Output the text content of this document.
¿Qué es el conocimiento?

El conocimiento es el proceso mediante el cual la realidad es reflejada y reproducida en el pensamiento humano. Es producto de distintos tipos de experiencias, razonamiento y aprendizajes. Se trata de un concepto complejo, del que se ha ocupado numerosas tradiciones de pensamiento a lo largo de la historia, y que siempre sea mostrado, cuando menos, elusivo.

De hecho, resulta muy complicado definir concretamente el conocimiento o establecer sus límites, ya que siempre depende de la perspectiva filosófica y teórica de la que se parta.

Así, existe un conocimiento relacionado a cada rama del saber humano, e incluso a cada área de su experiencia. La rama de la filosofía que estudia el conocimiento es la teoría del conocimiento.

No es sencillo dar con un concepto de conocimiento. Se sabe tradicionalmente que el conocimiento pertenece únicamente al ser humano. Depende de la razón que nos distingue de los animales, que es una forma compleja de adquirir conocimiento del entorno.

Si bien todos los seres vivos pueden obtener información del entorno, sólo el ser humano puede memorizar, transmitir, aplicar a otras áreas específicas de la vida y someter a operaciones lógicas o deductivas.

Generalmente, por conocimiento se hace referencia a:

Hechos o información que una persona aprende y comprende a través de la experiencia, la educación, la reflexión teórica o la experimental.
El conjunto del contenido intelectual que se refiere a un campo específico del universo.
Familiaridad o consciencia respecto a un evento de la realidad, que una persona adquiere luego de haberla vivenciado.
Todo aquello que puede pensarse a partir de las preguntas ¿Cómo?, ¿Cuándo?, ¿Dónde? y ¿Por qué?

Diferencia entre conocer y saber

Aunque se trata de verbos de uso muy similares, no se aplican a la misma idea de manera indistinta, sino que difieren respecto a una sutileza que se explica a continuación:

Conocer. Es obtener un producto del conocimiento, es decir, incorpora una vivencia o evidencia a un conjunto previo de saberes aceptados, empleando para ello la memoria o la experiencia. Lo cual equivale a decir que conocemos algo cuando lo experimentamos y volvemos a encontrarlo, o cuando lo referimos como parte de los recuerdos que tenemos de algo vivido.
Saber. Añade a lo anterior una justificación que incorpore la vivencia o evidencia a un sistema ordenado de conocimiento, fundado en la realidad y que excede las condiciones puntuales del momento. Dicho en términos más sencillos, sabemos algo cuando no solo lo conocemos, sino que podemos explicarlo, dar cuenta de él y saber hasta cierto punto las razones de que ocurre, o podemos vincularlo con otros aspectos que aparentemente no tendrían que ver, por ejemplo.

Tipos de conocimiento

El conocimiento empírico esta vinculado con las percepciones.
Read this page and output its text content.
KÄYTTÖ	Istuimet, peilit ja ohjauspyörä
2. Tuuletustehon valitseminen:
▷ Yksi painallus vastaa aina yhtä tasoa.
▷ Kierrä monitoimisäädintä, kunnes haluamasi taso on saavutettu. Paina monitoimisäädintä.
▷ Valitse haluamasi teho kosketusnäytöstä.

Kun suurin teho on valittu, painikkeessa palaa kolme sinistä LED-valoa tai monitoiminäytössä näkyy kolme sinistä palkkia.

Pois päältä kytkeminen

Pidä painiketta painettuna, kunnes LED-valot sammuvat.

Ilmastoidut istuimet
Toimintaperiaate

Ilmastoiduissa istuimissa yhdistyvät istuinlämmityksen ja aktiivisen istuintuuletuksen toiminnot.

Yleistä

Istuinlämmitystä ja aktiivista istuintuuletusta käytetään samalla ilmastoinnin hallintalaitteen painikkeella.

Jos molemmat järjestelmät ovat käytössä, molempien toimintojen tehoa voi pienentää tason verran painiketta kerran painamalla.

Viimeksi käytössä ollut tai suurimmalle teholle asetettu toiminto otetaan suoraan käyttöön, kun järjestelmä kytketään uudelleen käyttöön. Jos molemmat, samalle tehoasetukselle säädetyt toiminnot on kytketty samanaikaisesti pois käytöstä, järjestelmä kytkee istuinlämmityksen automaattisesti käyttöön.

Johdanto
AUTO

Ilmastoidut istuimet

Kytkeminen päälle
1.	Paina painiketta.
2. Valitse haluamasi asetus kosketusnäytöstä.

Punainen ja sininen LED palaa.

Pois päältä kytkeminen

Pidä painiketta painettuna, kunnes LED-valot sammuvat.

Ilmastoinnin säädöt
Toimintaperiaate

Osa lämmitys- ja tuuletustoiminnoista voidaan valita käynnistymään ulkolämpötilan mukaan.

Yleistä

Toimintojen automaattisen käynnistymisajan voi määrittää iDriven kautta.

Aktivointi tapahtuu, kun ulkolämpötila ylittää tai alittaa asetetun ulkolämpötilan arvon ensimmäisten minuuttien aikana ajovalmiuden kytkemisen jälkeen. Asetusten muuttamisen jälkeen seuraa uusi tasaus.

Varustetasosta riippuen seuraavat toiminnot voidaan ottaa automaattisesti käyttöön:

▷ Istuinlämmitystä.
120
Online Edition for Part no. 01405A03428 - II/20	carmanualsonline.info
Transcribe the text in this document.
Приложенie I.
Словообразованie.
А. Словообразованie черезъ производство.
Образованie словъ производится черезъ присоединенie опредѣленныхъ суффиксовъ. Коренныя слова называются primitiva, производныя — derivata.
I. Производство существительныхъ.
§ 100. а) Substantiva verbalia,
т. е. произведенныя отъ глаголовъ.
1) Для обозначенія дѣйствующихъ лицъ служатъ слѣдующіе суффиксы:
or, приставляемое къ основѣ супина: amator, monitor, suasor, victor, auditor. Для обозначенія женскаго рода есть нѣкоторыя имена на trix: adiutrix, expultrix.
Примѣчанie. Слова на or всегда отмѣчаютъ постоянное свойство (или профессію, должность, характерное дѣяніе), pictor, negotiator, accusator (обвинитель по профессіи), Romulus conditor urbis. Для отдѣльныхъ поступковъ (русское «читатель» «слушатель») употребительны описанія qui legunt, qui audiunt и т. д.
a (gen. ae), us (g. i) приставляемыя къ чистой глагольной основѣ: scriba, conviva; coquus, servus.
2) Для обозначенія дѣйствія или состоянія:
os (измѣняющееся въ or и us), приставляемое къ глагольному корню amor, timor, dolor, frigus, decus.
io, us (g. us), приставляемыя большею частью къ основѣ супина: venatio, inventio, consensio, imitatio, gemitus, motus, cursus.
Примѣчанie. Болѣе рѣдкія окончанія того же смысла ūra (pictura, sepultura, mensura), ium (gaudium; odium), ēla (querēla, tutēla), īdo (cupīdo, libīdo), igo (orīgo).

Given request — Write out every line of the data that holds the word "content".

Correct result —
Output the text content of this document.
Read this page and output its text content.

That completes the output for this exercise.